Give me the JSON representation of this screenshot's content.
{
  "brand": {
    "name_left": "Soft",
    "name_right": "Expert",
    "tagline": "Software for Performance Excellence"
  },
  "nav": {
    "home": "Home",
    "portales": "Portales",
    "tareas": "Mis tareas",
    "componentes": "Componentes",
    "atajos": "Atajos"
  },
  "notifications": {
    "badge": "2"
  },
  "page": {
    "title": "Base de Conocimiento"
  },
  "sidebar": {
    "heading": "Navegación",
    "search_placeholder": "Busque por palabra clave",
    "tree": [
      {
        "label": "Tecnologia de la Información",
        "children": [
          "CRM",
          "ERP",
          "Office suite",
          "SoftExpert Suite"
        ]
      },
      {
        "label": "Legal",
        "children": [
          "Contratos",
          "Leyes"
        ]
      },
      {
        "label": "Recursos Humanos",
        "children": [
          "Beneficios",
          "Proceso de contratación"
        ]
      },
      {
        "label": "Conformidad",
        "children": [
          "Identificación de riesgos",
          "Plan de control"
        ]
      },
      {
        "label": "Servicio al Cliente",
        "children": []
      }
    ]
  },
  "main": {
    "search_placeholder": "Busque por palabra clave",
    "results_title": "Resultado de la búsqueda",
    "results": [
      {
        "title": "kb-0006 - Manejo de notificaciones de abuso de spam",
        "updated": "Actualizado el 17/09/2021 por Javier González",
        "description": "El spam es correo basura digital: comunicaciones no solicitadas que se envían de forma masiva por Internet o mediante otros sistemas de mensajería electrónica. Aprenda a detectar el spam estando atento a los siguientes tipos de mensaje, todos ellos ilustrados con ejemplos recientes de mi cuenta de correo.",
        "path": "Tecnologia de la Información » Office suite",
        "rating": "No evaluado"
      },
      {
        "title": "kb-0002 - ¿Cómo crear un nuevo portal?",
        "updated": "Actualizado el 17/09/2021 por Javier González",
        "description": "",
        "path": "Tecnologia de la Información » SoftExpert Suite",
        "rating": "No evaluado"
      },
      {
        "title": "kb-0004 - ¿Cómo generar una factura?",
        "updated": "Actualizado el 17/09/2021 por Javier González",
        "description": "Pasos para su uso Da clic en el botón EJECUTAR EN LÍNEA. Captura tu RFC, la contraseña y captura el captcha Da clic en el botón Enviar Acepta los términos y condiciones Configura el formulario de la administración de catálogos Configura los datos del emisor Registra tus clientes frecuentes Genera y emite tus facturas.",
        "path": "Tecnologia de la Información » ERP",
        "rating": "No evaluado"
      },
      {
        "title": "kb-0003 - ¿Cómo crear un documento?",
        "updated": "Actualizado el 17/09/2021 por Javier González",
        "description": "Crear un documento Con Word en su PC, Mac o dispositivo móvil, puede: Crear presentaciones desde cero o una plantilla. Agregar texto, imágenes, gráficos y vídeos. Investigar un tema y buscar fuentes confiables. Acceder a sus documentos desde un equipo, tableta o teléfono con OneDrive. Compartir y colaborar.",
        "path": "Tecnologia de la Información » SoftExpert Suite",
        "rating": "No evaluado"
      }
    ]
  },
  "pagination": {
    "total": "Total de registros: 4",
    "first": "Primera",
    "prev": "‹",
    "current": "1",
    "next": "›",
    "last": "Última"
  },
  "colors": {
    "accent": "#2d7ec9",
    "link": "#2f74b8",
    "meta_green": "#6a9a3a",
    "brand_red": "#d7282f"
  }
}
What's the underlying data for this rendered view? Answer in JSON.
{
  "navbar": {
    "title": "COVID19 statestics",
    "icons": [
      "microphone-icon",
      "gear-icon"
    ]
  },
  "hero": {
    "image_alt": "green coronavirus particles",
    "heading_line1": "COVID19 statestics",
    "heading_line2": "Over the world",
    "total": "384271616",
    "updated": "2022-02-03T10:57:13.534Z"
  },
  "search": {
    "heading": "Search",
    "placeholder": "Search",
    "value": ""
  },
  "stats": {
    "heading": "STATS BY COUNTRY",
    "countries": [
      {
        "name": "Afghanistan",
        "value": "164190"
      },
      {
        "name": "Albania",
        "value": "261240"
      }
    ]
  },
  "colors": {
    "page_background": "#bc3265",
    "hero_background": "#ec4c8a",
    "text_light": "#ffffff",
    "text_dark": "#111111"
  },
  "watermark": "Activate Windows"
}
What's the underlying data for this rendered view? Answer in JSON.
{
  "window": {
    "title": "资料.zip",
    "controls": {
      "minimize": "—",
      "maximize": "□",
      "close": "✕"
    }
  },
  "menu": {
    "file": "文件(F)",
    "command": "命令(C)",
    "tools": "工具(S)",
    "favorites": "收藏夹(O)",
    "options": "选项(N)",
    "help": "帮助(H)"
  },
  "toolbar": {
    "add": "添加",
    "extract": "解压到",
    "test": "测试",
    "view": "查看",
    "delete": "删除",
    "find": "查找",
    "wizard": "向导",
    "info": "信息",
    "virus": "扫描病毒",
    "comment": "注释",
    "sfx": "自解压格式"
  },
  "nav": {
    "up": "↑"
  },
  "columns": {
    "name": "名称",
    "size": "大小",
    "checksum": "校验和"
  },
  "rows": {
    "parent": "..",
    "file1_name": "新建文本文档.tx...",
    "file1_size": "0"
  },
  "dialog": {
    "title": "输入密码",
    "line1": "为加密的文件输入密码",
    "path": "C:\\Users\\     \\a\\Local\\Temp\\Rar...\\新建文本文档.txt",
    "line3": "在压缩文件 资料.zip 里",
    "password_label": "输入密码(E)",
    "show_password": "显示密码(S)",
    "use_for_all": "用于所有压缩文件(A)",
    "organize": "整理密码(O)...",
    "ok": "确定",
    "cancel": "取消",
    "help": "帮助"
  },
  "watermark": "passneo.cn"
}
□ □ □
**What to work on:** Whenever the word "path" occurs in a line of the listing above, return that line.

**Solution:**
        "path": "Tecnologia de la Información » Office suite",
        "path": "Tecnologia de la Información » SoftExpert Suite",
        "path": "Tecnologia de la Información » ERP",
        "path": "Tecnologia de la Información » SoftExpert Suite",
    "path": "C:\\Users\\     \\a\\Local\\Temp\\Rar...\\新建文本文档.txt",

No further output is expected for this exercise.